* WHAT THIS TASK INVOLVES *
Reproduce each line that includes the word "Direction".

* GIVEN ENTRIES *
>>>>>

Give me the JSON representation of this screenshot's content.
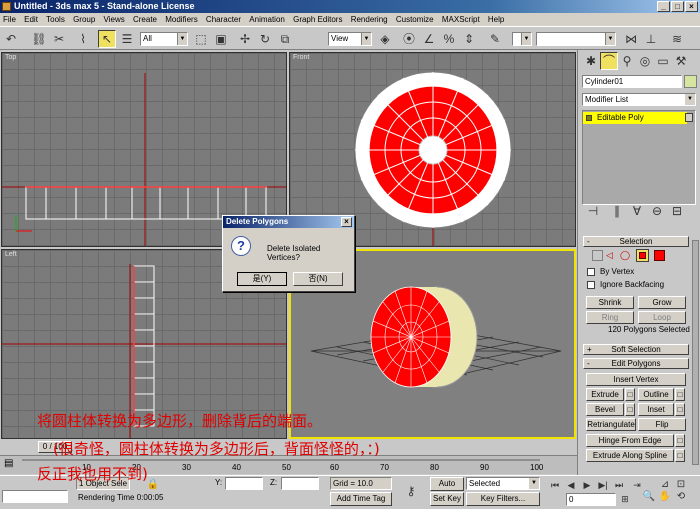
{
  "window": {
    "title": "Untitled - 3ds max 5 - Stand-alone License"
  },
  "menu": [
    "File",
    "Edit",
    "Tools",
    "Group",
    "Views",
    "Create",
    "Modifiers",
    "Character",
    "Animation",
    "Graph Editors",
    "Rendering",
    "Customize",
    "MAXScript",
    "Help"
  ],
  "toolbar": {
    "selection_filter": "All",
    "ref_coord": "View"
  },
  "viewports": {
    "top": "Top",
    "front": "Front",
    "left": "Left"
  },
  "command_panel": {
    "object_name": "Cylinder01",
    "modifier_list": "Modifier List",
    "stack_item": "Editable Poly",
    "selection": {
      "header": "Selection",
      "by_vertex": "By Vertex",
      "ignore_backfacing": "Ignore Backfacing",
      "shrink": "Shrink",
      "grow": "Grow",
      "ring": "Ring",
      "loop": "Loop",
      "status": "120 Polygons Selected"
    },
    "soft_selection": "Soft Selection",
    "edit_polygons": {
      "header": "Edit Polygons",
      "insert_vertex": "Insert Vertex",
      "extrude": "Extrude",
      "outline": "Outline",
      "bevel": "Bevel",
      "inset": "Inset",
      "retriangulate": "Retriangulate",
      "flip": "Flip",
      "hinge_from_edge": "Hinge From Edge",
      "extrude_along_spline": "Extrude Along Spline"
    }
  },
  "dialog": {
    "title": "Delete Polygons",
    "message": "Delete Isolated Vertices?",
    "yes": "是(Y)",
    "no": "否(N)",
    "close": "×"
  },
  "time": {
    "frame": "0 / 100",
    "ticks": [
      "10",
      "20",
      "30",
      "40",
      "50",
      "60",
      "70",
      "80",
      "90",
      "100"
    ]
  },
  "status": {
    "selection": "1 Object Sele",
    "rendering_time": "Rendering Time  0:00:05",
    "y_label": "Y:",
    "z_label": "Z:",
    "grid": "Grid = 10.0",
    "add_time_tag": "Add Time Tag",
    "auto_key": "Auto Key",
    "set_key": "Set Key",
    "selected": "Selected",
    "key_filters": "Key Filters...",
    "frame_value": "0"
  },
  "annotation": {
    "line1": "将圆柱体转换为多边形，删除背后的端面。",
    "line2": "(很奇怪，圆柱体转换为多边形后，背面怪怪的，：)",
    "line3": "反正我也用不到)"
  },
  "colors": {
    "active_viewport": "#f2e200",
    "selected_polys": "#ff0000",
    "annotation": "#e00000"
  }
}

<<<<<
>>>>>

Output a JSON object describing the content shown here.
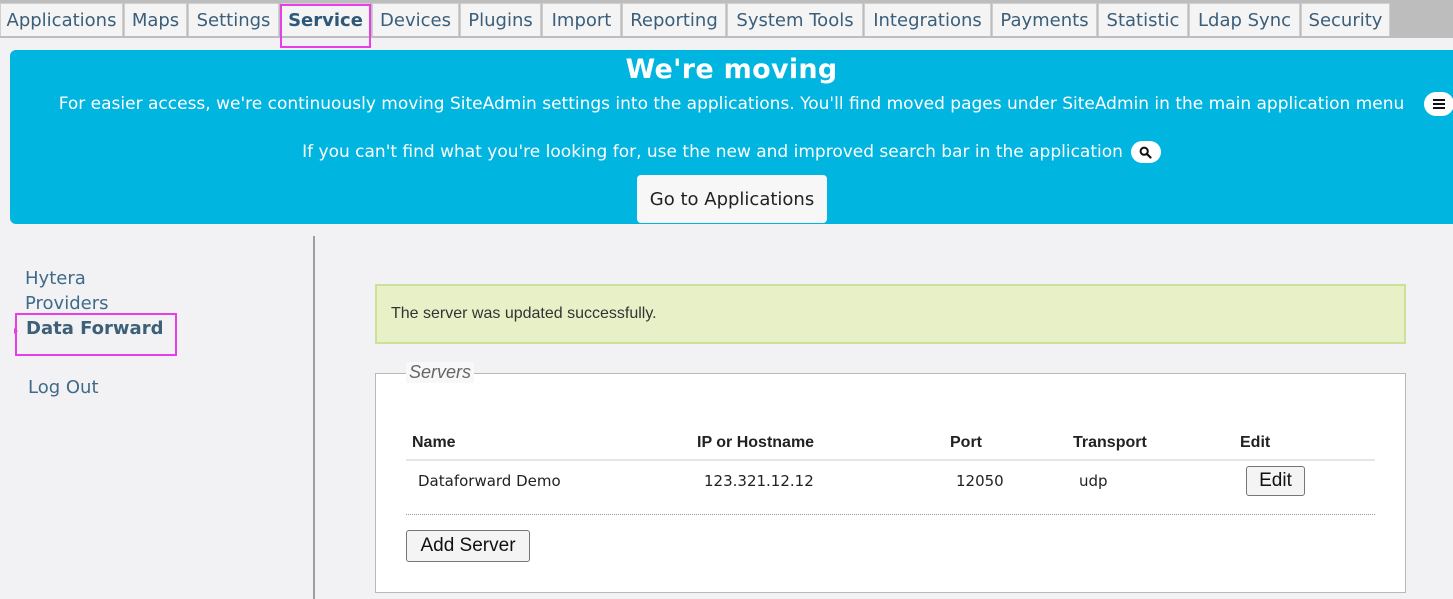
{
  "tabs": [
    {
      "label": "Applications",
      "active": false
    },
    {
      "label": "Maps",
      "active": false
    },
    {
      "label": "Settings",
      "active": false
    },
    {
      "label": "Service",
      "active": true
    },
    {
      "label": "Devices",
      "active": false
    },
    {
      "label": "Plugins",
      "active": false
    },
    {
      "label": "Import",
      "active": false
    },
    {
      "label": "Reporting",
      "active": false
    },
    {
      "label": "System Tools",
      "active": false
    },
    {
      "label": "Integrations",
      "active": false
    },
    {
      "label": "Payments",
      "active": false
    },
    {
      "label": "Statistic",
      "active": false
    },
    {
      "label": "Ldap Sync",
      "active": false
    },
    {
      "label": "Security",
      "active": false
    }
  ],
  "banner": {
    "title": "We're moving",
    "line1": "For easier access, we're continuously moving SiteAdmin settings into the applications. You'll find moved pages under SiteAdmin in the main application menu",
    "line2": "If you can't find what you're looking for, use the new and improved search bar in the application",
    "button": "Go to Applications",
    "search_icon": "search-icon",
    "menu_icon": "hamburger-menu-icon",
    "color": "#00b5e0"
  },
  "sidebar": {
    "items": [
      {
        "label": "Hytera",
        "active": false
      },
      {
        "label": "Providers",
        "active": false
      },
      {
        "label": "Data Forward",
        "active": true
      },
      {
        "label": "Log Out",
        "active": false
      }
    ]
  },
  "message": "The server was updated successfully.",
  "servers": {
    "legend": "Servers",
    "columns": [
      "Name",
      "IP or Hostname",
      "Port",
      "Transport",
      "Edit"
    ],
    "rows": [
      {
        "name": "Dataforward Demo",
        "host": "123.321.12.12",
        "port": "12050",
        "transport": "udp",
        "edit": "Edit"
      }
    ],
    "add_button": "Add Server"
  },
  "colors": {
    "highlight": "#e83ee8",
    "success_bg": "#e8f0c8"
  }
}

<<<<<
>>>>>

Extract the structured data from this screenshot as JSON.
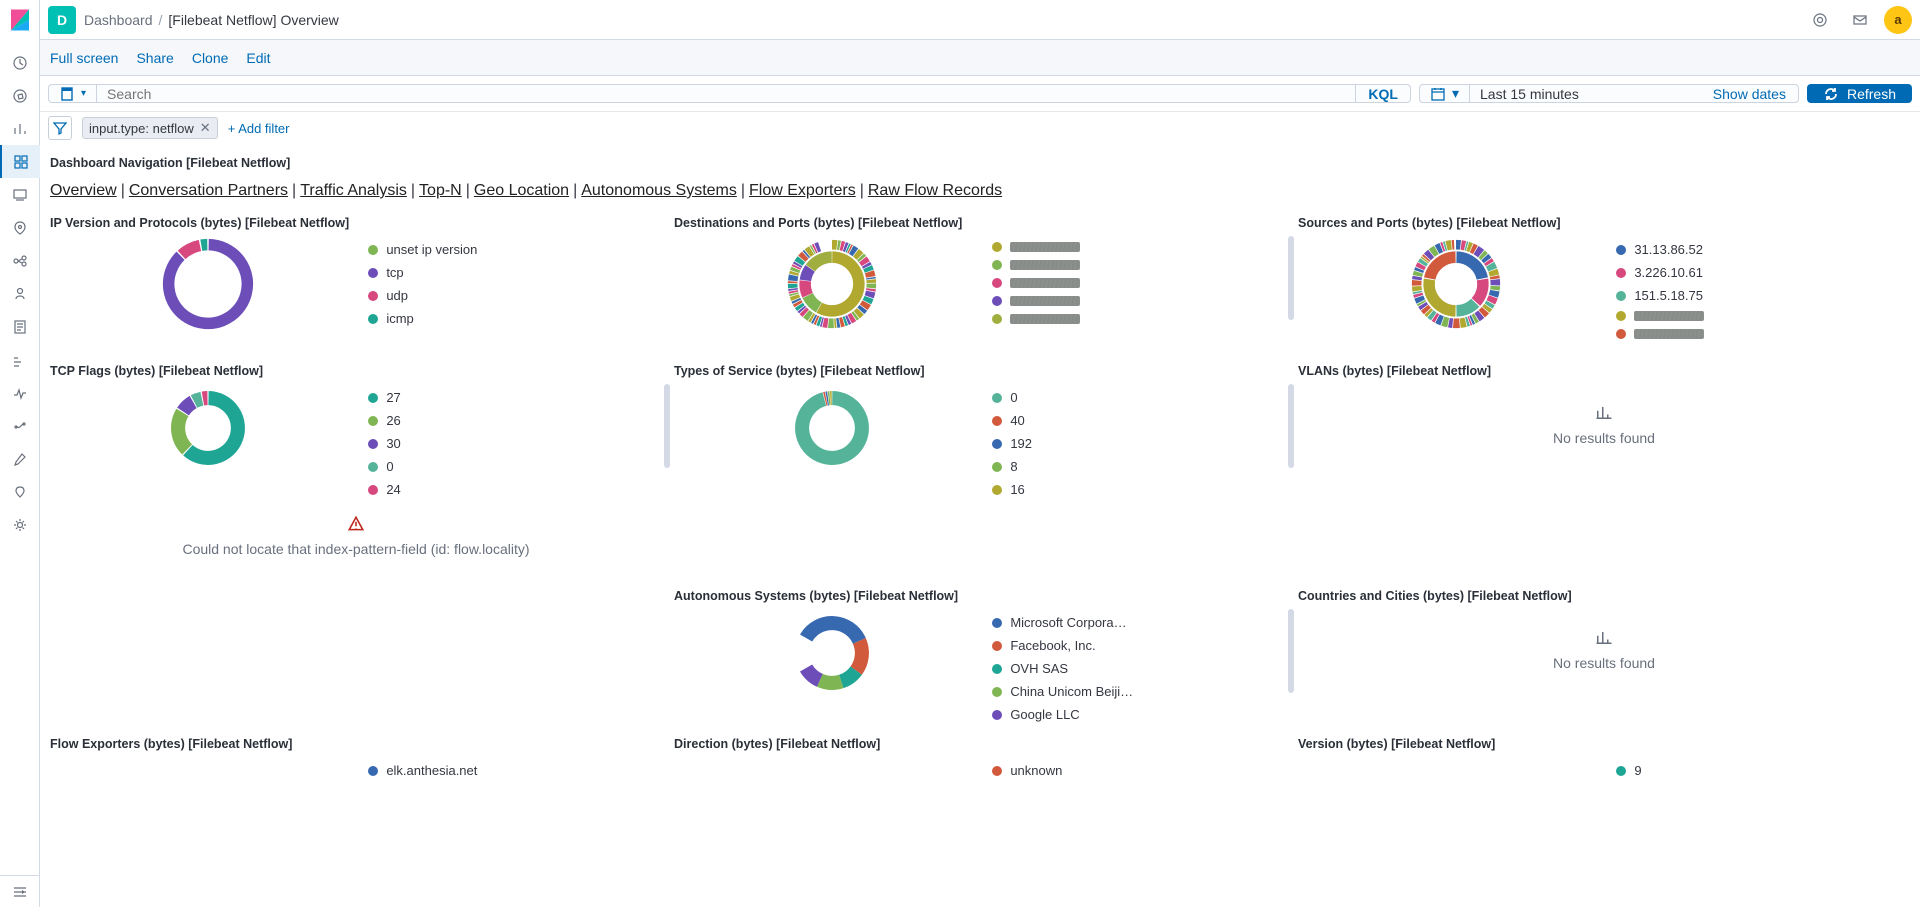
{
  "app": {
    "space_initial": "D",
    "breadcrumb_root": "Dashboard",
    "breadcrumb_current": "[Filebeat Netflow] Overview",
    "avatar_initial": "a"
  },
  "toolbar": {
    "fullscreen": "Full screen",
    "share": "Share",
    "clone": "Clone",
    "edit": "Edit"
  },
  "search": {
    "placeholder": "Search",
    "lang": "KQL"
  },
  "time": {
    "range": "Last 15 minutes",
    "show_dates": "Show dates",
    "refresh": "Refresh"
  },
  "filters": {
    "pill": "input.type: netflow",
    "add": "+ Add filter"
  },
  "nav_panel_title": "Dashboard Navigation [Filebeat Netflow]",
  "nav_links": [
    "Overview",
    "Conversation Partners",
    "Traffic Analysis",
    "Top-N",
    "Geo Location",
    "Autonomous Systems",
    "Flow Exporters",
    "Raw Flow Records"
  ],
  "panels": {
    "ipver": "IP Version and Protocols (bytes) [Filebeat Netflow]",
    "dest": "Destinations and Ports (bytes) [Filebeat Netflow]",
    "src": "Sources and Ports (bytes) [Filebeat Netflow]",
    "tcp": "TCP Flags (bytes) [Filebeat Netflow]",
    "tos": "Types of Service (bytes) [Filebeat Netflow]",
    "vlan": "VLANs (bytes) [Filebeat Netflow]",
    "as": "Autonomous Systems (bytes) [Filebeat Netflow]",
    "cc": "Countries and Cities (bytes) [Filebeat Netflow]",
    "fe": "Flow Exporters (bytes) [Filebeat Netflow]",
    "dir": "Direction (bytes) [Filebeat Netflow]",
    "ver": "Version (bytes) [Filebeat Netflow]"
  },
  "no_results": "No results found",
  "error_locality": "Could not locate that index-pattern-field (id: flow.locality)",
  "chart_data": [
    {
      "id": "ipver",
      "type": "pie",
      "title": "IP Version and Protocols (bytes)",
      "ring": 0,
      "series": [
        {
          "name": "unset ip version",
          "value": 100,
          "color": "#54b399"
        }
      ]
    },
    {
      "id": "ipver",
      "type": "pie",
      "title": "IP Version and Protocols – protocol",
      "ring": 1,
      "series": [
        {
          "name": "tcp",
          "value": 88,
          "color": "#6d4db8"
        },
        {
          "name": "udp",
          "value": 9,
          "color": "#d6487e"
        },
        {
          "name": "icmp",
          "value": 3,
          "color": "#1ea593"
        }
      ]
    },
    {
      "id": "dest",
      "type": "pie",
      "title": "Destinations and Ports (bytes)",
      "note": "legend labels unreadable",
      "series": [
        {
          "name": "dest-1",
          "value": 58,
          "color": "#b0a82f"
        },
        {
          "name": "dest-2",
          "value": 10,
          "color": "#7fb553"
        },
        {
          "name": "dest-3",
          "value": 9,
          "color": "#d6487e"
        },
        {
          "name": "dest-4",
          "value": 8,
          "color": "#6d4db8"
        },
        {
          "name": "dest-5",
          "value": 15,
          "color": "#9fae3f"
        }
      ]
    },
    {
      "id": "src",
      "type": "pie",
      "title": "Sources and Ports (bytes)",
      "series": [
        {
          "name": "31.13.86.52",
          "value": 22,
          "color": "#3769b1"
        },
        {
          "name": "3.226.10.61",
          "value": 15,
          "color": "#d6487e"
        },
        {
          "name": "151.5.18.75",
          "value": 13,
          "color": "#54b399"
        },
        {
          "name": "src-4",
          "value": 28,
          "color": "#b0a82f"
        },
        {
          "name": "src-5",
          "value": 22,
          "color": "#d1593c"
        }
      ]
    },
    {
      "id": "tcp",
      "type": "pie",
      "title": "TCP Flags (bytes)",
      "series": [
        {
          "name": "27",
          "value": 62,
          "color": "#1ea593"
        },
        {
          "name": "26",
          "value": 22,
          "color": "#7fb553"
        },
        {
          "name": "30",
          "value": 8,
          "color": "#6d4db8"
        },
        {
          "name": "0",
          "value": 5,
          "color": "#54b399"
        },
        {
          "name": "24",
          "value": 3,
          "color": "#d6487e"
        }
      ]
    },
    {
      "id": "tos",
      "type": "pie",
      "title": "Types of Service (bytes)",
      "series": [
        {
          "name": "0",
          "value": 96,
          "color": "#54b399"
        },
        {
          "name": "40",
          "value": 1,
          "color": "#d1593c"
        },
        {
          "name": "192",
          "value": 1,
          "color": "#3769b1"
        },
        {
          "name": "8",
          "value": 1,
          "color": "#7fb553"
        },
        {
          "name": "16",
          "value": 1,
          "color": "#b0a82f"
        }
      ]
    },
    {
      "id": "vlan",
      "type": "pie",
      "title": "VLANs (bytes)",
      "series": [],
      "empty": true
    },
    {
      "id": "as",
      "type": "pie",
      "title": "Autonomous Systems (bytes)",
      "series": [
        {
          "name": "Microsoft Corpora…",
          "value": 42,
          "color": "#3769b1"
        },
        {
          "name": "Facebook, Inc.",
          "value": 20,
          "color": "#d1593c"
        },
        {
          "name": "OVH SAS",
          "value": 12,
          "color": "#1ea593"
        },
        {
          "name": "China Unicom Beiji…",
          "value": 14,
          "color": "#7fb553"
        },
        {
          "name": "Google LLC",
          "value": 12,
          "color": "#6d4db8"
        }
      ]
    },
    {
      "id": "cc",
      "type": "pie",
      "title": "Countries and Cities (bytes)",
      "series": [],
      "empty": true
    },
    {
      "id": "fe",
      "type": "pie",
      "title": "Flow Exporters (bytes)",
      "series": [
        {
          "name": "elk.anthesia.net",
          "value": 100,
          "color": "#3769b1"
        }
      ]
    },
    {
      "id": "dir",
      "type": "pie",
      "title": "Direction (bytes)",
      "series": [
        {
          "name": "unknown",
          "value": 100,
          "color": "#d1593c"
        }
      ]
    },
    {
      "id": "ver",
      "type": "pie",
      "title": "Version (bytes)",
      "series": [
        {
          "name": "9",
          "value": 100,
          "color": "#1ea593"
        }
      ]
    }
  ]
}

<<<<<

* RESPONSE BELOW *
    "dir": "Direction (bytes) [Filebeat Netflow]",
      "title": "Direction (bytes)",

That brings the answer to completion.